• _DIRECTIVE_: Find the word "阅览室管理" in the data. Return every line where it appears.
━━━━━ INPUT ━━━━━
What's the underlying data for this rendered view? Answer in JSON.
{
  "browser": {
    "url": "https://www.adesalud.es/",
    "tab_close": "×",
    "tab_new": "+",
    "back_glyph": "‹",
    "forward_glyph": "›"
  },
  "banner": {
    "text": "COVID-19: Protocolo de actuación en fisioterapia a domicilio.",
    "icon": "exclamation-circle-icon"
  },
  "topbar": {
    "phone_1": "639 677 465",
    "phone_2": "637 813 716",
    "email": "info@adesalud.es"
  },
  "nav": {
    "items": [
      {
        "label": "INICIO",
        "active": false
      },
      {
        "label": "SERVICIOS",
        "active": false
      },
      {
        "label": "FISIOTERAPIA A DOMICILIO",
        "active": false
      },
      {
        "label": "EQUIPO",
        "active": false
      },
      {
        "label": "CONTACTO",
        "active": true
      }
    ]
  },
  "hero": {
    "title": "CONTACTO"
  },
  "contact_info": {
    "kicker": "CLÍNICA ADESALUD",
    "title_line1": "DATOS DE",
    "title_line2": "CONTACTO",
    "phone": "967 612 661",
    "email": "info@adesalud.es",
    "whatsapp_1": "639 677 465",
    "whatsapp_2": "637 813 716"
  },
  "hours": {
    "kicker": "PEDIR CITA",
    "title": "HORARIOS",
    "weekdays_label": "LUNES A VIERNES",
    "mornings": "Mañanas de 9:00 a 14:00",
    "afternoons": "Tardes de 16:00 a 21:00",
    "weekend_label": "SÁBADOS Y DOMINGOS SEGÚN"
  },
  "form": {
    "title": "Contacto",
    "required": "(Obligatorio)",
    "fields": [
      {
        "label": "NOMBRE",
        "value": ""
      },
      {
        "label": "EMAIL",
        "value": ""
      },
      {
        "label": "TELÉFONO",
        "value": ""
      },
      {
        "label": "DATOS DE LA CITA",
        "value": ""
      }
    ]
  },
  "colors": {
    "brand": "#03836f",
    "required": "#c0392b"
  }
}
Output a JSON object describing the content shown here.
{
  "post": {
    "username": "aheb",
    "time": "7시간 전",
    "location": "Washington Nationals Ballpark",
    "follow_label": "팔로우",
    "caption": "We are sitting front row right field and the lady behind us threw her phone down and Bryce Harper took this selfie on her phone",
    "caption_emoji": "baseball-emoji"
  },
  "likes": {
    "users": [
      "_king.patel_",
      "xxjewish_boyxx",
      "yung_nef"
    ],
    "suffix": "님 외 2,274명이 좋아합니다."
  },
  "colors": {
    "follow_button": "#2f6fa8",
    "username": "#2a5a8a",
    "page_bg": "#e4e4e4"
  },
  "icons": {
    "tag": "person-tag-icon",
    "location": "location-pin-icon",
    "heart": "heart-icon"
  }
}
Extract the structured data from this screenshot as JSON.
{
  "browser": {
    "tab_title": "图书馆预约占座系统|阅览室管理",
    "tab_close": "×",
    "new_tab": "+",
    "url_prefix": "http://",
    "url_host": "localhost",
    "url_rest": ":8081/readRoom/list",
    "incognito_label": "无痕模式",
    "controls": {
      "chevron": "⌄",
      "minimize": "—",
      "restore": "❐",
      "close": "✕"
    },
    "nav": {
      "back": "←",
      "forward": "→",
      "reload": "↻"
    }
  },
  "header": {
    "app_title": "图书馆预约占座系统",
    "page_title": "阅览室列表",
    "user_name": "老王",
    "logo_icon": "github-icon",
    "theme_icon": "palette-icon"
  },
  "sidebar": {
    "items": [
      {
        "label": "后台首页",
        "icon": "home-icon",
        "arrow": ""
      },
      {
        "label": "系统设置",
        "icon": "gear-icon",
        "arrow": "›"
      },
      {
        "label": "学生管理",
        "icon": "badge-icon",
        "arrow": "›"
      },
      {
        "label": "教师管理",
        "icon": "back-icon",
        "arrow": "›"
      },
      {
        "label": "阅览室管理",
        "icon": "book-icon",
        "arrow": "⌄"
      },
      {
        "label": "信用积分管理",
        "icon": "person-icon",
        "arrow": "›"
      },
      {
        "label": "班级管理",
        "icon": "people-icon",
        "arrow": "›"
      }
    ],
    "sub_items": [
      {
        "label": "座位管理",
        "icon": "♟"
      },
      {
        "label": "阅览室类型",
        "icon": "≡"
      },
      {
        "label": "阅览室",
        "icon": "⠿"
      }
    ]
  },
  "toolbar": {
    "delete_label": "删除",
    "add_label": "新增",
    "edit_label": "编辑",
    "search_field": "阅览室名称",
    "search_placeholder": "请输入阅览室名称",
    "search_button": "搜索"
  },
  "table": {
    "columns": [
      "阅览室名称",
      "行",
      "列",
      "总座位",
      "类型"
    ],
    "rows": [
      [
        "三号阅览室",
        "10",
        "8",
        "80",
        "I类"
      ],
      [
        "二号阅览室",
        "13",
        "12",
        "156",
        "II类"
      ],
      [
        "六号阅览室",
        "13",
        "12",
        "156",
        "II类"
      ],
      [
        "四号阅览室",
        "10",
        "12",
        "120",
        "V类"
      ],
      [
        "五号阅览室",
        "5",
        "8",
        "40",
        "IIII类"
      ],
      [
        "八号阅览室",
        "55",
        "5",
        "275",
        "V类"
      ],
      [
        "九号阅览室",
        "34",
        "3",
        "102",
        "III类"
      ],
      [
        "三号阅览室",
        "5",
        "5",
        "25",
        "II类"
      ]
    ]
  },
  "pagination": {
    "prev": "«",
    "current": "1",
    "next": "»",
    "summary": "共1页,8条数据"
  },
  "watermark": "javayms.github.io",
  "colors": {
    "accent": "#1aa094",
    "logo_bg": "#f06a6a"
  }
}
━━━━━
• _THE RESPONSE_:
    "tab_title": "图书馆预约占座系统|阅览室管理",
        "label": "阅览室管理",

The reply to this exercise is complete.